### Given problem
Determine how many lines contain the string "Rathain" and reply with that number alone.

Items from a data source:
>> Begin

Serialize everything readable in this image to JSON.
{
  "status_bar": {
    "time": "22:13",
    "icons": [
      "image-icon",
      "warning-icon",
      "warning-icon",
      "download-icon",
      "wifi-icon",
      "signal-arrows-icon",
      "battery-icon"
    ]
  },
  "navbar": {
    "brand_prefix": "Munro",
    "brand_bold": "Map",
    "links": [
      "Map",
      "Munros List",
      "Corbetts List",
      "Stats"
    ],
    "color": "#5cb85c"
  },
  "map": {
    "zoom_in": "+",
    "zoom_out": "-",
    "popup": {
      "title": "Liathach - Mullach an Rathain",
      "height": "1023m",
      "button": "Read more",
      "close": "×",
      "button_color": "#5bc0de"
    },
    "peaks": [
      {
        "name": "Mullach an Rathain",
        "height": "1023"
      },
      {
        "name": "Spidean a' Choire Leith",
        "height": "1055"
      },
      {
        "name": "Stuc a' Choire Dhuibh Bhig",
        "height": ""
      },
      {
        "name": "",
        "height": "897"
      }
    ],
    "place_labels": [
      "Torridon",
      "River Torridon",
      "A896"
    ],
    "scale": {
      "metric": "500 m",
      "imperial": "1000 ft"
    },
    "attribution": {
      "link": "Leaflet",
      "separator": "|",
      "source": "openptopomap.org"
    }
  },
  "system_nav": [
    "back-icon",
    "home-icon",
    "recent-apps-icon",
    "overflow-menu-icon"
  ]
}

>> End

### Final answer
2